### Work to do
Please tally the lines in the listing that contain the string "captions", matching case exactly, and reply with the number alone.

### Supplied information
=====
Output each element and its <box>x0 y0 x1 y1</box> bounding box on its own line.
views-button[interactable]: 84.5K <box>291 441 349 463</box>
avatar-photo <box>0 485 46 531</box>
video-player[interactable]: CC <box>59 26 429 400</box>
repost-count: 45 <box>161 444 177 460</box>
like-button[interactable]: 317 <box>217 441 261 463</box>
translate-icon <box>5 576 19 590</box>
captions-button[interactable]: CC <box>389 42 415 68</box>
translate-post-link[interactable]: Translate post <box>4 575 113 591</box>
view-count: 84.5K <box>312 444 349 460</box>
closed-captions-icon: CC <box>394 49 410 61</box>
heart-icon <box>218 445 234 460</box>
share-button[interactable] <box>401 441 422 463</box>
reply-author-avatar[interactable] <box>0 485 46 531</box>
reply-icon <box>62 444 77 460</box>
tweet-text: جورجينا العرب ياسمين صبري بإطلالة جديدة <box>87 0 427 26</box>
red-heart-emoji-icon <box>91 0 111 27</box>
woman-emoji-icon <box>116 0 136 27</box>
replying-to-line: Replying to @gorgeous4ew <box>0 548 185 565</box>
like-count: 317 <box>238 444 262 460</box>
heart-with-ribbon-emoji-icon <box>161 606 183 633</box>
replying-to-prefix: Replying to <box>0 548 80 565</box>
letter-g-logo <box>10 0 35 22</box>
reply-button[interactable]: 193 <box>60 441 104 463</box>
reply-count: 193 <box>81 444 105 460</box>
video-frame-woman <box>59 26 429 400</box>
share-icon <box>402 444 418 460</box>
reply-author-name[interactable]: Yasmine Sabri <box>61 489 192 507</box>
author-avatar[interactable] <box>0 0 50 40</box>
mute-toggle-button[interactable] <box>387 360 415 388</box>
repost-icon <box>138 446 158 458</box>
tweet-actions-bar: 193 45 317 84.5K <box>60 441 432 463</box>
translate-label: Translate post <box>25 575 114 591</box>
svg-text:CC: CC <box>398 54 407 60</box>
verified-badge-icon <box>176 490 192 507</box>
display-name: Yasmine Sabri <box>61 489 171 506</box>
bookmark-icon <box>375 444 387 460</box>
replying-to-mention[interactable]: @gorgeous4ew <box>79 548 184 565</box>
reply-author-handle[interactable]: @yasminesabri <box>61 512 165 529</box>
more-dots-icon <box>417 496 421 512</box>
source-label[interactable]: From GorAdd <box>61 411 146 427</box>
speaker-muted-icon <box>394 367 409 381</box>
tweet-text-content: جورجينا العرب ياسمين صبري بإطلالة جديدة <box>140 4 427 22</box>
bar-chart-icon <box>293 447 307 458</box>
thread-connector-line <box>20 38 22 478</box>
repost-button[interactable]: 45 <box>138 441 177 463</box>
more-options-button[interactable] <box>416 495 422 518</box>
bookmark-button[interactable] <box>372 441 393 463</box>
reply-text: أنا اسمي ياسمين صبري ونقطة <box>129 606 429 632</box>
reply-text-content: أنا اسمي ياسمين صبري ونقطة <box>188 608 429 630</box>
=====
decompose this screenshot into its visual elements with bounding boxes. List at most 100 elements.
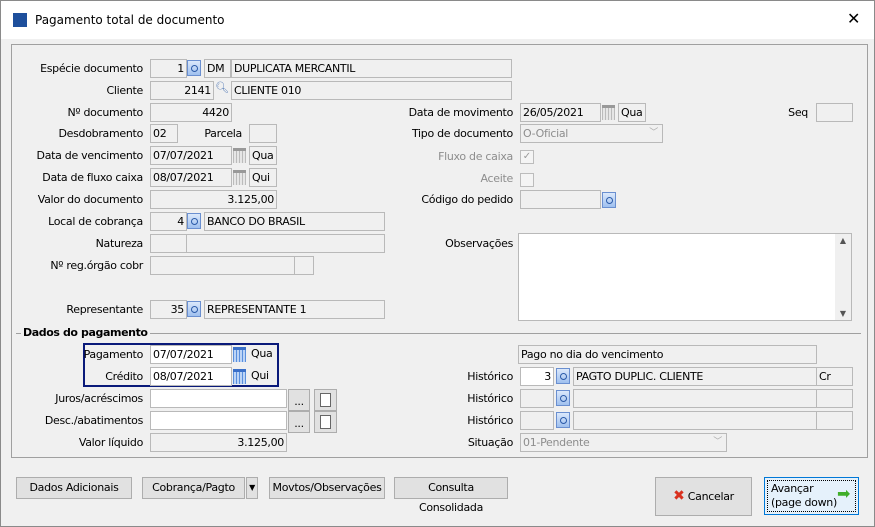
=====
### Full solution
2